**Written exercise**
Could you copy out the listing below line for line, leaving every character unchanged?

**Records supplied**
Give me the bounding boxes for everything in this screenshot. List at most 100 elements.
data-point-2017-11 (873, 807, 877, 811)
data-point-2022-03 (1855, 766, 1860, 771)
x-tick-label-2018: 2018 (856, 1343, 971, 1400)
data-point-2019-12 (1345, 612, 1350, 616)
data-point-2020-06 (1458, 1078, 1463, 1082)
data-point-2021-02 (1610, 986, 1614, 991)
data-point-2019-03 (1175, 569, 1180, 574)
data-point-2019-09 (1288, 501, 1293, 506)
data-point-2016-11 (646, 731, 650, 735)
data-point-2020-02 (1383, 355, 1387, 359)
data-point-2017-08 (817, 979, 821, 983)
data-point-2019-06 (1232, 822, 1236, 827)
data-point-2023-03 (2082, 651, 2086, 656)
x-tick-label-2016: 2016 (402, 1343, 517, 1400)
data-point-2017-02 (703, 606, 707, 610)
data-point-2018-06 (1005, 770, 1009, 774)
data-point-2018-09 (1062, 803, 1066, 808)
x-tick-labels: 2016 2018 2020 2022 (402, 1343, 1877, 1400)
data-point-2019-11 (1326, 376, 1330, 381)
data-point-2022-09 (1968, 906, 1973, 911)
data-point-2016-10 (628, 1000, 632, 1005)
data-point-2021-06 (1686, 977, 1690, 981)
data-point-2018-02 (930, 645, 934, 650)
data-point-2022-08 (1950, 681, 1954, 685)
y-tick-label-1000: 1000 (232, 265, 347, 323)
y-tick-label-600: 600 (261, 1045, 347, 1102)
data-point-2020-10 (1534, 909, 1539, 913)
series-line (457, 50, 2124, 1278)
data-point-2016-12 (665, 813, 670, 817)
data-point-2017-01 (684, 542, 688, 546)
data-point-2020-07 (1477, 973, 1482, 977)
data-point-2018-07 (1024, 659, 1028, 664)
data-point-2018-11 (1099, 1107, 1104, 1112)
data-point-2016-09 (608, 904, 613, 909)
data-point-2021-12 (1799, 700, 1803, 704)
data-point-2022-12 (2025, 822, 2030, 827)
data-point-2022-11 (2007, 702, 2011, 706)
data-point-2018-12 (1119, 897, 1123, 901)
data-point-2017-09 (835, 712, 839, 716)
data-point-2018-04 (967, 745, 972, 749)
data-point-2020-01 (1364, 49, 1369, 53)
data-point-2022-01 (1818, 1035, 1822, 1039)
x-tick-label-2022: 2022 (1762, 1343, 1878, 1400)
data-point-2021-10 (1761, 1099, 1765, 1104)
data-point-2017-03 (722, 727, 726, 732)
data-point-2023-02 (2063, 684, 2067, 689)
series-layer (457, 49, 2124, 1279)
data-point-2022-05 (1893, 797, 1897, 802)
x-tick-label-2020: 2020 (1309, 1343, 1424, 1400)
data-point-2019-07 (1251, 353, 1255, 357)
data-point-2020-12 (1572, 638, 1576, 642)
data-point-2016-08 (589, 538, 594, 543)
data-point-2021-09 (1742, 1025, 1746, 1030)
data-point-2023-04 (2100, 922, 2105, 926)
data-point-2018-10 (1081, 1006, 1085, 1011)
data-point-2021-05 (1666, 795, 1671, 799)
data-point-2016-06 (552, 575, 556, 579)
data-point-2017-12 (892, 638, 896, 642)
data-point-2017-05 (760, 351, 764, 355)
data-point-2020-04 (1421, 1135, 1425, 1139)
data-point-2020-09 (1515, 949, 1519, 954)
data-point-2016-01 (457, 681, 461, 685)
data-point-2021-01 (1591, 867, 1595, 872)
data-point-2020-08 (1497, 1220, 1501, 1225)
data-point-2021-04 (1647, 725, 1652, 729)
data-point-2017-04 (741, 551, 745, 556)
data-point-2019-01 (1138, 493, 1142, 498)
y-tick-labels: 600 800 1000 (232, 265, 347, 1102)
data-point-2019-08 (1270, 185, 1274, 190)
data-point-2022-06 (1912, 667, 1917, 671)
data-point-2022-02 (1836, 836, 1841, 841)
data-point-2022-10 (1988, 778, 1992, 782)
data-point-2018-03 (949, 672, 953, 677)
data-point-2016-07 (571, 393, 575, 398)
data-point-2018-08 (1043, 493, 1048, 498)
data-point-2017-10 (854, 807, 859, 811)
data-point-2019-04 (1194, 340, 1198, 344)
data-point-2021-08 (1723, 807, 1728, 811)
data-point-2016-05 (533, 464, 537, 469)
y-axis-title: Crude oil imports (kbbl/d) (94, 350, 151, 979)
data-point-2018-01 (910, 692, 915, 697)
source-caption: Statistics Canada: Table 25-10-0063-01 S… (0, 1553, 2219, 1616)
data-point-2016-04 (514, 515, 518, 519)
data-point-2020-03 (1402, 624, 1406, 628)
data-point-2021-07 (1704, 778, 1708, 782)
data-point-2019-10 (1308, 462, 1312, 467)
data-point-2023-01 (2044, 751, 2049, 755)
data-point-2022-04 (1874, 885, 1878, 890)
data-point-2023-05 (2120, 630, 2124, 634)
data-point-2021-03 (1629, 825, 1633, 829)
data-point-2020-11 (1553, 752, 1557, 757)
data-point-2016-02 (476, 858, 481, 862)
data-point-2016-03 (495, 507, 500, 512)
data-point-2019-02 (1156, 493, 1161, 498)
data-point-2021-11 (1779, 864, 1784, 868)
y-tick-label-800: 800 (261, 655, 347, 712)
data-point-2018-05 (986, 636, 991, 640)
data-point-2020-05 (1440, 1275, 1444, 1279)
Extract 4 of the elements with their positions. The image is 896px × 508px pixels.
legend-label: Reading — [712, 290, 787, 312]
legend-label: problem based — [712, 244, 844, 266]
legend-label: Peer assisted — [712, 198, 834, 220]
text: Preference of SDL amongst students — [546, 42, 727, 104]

**Exercise solution**
Give me the bounding boxes for everything in this screenshot. List at most 100 elements.
data-point-2017-11 (873, 807, 877, 811)
data-point-2022-03 (1855, 766, 1860, 771)
x-tick-label-2018: 2018 (856, 1343, 971, 1400)
data-point-2019-12 (1345, 612, 1350, 616)
data-point-2020-06 (1458, 1078, 1463, 1082)
data-point-2021-02 (1610, 986, 1614, 991)
data-point-2019-03 (1175, 569, 1180, 574)
data-point-2019-09 (1288, 501, 1293, 506)
data-point-2016-11 (646, 731, 650, 735)
data-point-2020-02 (1383, 355, 1387, 359)
data-point-2017-08 (817, 979, 821, 983)
data-point-2019-06 (1232, 822, 1236, 827)
data-point-2023-03 (2082, 651, 2086, 656)
x-tick-label-2016: 2016 (402, 1343, 517, 1400)
data-point-2017-02 (703, 606, 707, 610)
data-point-2018-06 (1005, 770, 1009, 774)
data-point-2018-09 (1062, 803, 1066, 808)
x-tick-labels: 2016 2018 2020 2022 (402, 1343, 1877, 1400)
data-point-2019-11 (1326, 376, 1330, 381)
data-point-2022-09 (1968, 906, 1973, 911)
data-point-2016-10 (628, 1000, 632, 1005)
data-point-2021-06 (1686, 977, 1690, 981)
data-point-2018-02 (930, 645, 934, 650)
data-point-2022-08 (1950, 681, 1954, 685)
y-tick-label-1000: 1000 (232, 265, 347, 323)
y-tick-label-600: 600 (261, 1045, 347, 1102)
data-point-2020-10 (1534, 909, 1539, 913)
series-line (457, 50, 2124, 1278)
data-point-2016-12 (665, 813, 670, 817)
data-point-2017-01 (684, 542, 688, 546)
data-point-2020-07 (1477, 973, 1482, 977)
data-point-2018-07 (1024, 659, 1028, 664)
data-point-2018-11 (1099, 1107, 1104, 1112)
data-point-2016-09 (608, 904, 613, 909)
data-point-2021-12 (1799, 700, 1803, 704)
data-point-2022-12 (2025, 822, 2030, 827)
data-point-2022-11 (2007, 702, 2011, 706)
data-point-2018-12 (1119, 897, 1123, 901)
data-point-2017-09 (835, 712, 839, 716)
data-point-2018-04 (967, 745, 972, 749)
data-point-2020-01 (1364, 49, 1369, 53)
data-point-2022-01 (1818, 1035, 1822, 1039)
x-tick-label-2022: 2022 (1762, 1343, 1878, 1400)
data-point-2021-10 (1761, 1099, 1765, 1104)
data-point-2017-03 (722, 727, 726, 732)
data-point-2023-02 (2063, 684, 2067, 689)
series-layer (457, 49, 2124, 1279)
data-point-2022-05 (1893, 797, 1897, 802)
x-tick-label-2020: 2020 (1309, 1343, 1424, 1400)
data-point-2019-07 (1251, 353, 1255, 357)
data-point-2020-12 (1572, 638, 1576, 642)
data-point-2016-08 (589, 538, 594, 543)
data-point-2021-09 (1742, 1025, 1746, 1030)
data-point-2023-04 (2100, 922, 2105, 926)
data-point-2018-10 (1081, 1006, 1085, 1011)
data-point-2021-05 (1666, 795, 1671, 799)
data-point-2016-06 (552, 575, 556, 579)
data-point-2017-12 (892, 638, 896, 642)
data-point-2017-05 (760, 351, 764, 355)
data-point-2020-04 (1421, 1135, 1425, 1139)
data-point-2020-09 (1515, 949, 1519, 954)
data-point-2016-01 (457, 681, 461, 685)
data-point-2021-01 (1591, 867, 1595, 872)
data-point-2020-08 (1497, 1220, 1501, 1225)
data-point-2021-04 (1647, 725, 1652, 729)
data-point-2017-04 (741, 551, 745, 556)
data-point-2019-01 (1138, 493, 1142, 498)
y-tick-labels: 600 800 1000 (232, 265, 347, 1102)
data-point-2019-08 (1270, 185, 1274, 190)
data-point-2022-06 (1912, 667, 1917, 671)
data-point-2022-02 (1836, 836, 1841, 841)
data-point-2022-10 (1988, 778, 1992, 782)
data-point-2018-03 (949, 672, 953, 677)
data-point-2016-07 (571, 393, 575, 398)
data-point-2018-08 (1043, 493, 1048, 498)
data-point-2017-10 (854, 807, 859, 811)
data-point-2019-04 (1194, 340, 1198, 344)
data-point-2021-08 (1723, 807, 1728, 811)
data-point-2016-05 (533, 464, 537, 469)
y-axis-title: Crude oil imports (kbbl/d) (94, 350, 151, 979)
data-point-2018-01 (910, 692, 915, 697)
source-caption: Statistics Canada: Table 25-10-0063-01 S… (0, 1553, 2219, 1616)
data-point-2016-04 (514, 515, 518, 519)
data-point-2020-03 (1402, 624, 1406, 628)
data-point-2021-07 (1704, 778, 1708, 782)
data-point-2019-10 (1308, 462, 1312, 467)
data-point-2023-01 (2044, 751, 2049, 755)
data-point-2022-04 (1874, 885, 1878, 890)
data-point-2023-05 (2120, 630, 2124, 634)
data-point-2021-03 (1629, 825, 1633, 829)
data-point-2020-11 (1553, 752, 1557, 757)
data-point-2016-02 (476, 858, 481, 862)
data-point-2016-03 (495, 507, 500, 512)
data-point-2019-02 (1156, 493, 1161, 498)
data-point-2021-11 (1779, 864, 1784, 868)
y-tick-label-800: 800 (261, 655, 347, 712)
data-point-2018-05 (986, 636, 991, 640)
data-point-2020-05 (1440, 1275, 1444, 1279)
Extract 4 of the elements with their positions. The image is 896px × 508px pixels.
legend-label: Reading — [712, 290, 787, 312]
legend-label: problem based — [712, 244, 844, 266]
legend-label: Peer assisted — [712, 198, 834, 220]
text: Preference of SDL amongst students — [546, 42, 727, 104]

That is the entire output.